* TASK DIRECTIONS: Output the data below in full, byte for byte. Nothing may differ.

* DATASET ENTRIES:
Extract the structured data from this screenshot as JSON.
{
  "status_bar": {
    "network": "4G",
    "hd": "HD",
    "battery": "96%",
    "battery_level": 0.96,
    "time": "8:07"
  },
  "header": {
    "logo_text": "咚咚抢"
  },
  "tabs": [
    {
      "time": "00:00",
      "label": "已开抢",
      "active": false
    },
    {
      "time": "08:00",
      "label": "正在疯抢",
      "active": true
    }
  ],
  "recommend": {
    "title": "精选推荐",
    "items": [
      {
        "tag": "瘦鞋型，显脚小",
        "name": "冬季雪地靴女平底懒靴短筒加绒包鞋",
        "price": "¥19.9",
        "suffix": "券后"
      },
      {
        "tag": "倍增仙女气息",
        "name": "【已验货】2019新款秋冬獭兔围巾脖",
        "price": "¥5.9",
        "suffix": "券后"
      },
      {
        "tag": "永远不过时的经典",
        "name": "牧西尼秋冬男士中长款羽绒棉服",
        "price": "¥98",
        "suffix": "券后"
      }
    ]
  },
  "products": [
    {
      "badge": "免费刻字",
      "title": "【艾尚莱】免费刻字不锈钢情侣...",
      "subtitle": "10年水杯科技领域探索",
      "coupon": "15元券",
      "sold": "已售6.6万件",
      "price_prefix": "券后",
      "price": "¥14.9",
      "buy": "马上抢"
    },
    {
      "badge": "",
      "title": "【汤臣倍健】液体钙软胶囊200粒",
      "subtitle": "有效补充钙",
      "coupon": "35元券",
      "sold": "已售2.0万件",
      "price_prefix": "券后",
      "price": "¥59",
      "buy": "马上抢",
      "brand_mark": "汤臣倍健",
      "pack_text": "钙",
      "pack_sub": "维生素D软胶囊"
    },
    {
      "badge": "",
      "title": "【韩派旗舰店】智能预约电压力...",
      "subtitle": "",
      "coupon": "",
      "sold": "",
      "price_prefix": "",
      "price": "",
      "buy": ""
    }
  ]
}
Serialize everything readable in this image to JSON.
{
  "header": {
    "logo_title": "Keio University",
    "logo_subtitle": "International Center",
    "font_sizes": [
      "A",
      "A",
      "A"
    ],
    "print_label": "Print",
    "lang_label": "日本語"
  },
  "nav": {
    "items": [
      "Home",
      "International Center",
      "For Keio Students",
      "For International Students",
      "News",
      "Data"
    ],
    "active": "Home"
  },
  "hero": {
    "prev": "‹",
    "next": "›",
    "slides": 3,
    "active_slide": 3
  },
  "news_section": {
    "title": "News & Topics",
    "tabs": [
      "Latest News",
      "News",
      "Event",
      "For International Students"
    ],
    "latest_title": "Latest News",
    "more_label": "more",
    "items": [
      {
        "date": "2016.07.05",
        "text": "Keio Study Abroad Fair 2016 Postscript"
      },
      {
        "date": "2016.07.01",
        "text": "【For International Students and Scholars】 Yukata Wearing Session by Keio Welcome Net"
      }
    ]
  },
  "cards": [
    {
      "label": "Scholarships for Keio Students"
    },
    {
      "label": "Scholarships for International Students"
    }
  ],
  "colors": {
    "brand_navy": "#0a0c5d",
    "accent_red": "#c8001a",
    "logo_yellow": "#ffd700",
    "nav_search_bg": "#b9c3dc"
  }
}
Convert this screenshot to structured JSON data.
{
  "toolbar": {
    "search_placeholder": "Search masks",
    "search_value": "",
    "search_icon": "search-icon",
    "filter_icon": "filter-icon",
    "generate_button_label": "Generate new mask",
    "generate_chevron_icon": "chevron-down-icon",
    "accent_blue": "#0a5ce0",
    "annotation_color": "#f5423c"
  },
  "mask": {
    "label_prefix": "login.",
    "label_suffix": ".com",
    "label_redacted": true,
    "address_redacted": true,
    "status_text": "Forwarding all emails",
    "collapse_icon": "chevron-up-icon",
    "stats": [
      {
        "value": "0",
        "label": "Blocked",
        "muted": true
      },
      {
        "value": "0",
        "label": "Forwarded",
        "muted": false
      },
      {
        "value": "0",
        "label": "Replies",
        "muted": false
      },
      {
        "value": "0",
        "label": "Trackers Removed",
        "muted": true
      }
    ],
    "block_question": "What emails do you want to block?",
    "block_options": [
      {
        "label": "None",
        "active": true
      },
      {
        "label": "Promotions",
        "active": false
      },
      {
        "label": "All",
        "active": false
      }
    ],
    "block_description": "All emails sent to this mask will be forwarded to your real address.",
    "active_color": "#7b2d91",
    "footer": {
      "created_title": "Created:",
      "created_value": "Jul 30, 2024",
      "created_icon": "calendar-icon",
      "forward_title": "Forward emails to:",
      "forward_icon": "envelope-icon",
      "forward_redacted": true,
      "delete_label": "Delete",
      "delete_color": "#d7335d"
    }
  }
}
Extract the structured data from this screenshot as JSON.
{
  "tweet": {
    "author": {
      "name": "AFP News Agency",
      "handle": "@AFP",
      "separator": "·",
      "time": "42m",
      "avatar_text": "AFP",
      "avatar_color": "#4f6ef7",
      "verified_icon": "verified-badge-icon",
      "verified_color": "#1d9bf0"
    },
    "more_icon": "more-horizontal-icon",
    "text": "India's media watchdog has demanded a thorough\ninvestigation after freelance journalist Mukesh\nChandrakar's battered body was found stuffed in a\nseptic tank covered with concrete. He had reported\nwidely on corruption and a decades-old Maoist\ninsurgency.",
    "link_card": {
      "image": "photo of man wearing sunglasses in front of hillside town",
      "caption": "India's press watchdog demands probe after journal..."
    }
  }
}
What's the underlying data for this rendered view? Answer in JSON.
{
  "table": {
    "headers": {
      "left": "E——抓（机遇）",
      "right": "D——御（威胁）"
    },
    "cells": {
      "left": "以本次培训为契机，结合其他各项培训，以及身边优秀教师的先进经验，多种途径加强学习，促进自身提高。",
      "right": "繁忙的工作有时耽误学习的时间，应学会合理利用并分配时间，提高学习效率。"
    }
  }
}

* CORRECT OUTPUT:
Extract the structured data from this screenshot as JSON.
{
  "status_bar": {
    "network": "4G",
    "hd": "HD",
    "battery": "96%",
    "battery_level": 0.96,
    "time": "8:07"
  },
  "header": {
    "logo_text": "咚咚抢"
  },
  "tabs": [
    {
      "time": "00:00",
      "label": "已开抢",
      "active": false
    },
    {
      "time": "08:00",
      "label": "正在疯抢",
      "active": true
    }
  ],
  "recommend": {
    "title": "精选推荐",
    "items": [
      {
        "tag": "瘦鞋型，显脚小",
        "name": "冬季雪地靴女平底懒靴短筒加绒包鞋",
        "price": "¥19.9",
        "suffix": "券后"
      },
      {
        "tag": "倍增仙女气息",
        "name": "【已验货】2019新款秋冬獭兔围巾脖",
        "price": "¥5.9",
        "suffix": "券后"
      },
      {
        "tag": "永远不过时的经典",
        "name": "牧西尼秋冬男士中长款羽绒棉服",
        "price": "¥98",
        "suffix": "券后"
      }
    ]
  },
  "products": [
    {
      "badge": "免费刻字",
      "title": "【艾尚莱】免费刻字不锈钢情侣...",
      "subtitle": "10年水杯科技领域探索",
      "coupon": "15元券",
      "sold": "已售6.6万件",
      "price_prefix": "券后",
      "price": "¥14.9",
      "buy": "马上抢"
    },
    {
      "badge": "",
      "title": "【汤臣倍健】液体钙软胶囊200粒",
      "subtitle": "有效补充钙",
      "coupon": "35元券",
      "sold": "已售2.0万件",
      "price_prefix": "券后",
      "price": "¥59",
      "buy": "马上抢",
      "brand_mark": "汤臣倍健",
      "pack_text": "钙",
      "pack_sub": "维生素D软胶囊"
    },
    {
      "badge": "",
      "title": "【韩派旗舰店】智能预约电压力...",
      "subtitle": "",
      "coupon": "",
      "sold": "",
      "price_prefix": "",
      "price": "",
      "buy": ""
    }
  ]
}
Serialize everything readable in this image to JSON.
{
  "header": {
    "logo_title": "Keio University",
    "logo_subtitle": "International Center",
    "font_sizes": [
      "A",
      "A",
      "A"
    ],
    "print_label": "Print",
    "lang_label": "日本語"
  },
  "nav": {
    "items": [
      "Home",
      "International Center",
      "For Keio Students",
      "For International Students",
      "News",
      "Data"
    ],
    "active": "Home"
  },
  "hero": {
    "prev": "‹",
    "next": "›",
    "slides": 3,
    "active_slide": 3
  },
  "news_section": {
    "title": "News & Topics",
    "tabs": [
      "Latest News",
      "News",
      "Event",
      "For International Students"
    ],
    "latest_title": "Latest News",
    "more_label": "more",
    "items": [
      {
        "date": "2016.07.05",
        "text": "Keio Study Abroad Fair 2016 Postscript"
      },
      {
        "date": "2016.07.01",
        "text": "【For International Students and Scholars】 Yukata Wearing Session by Keio Welcome Net"
      }
    ]
  },
  "cards": [
    {
      "label": "Scholarships for Keio Students"
    },
    {
      "label": "Scholarships for International Students"
    }
  ],
  "colors": {
    "brand_navy": "#0a0c5d",
    "accent_red": "#c8001a",
    "logo_yellow": "#ffd700",
    "nav_search_bg": "#b9c3dc"
  }
}
Convert this screenshot to structured JSON data.
{
  "toolbar": {
    "search_placeholder": "Search masks",
    "search_value": "",
    "search_icon": "search-icon",
    "filter_icon": "filter-icon",
    "generate_button_label": "Generate new mask",
    "generate_chevron_icon": "chevron-down-icon",
    "accent_blue": "#0a5ce0",
    "annotation_color": "#f5423c"
  },
  "mask": {
    "label_prefix": "login.",
    "label_suffix": ".com",
    "label_redacted": true,
    "address_redacted": true,
    "status_text": "Forwarding all emails",
    "collapse_icon": "chevron-up-icon",
    "stats": [
      {
        "value": "0",
        "label": "Blocked",
        "muted": true
      },
      {
        "value": "0",
        "label": "Forwarded",
        "muted": false
      },
      {
        "value": "0",
        "label": "Replies",
        "muted": false
      },
      {
        "value": "0",
        "label": "Trackers Removed",
        "muted": true
      }
    ],
    "block_question": "What emails do you want to block?",
    "block_options": [
      {
        "label": "None",
        "active": true
      },
      {
        "label": "Promotions",
        "active": false
      },
      {
        "label": "All",
        "active": false
      }
    ],
    "block_description": "All emails sent to this mask will be forwarded to your real address.",
    "active_color": "#7b2d91",
    "footer": {
      "created_title": "Created:",
      "created_value": "Jul 30, 2024",
      "created_icon": "calendar-icon",
      "forward_title": "Forward emails to:",
      "forward_icon": "envelope-icon",
      "forward_redacted": true,
      "delete_label": "Delete",
      "delete_color": "#d7335d"
    }
  }
}
Extract the structured data from this screenshot as JSON.
{
  "tweet": {
    "author": {
      "name": "AFP News Agency",
      "handle": "@AFP",
      "separator": "·",
      "time": "42m",
      "avatar_text": "AFP",
      "avatar_color": "#4f6ef7",
      "verified_icon": "verified-badge-icon",
      "verified_color": "#1d9bf0"
    },
    "more_icon": "more-horizontal-icon",
    "text": "India's media watchdog has demanded a thorough\ninvestigation after freelance journalist Mukesh\nChandrakar's battered body was found stuffed in a\nseptic tank covered with concrete. He had reported\nwidely on corruption and a decades-old Maoist\ninsurgency.",
    "link_card": {
      "image": "photo of man wearing sunglasses in front of hillside town",
      "caption": "India's press watchdog demands probe after journal..."
    }
  }
}
What's the underlying data for this rendered view? Answer in JSON.
{
  "table": {
    "headers": {
      "left": "E——抓（机遇）",
      "right": "D——御（威胁）"
    },
    "cells": {
      "left": "以本次培训为契机，结合其他各项培训，以及身边优秀教师的先进经验，多种途径加强学习，促进自身提高。",
      "right": "繁忙的工作有时耽误学习的时间，应学会合理利用并分配时间，提高学习效率。"
    }
  }
}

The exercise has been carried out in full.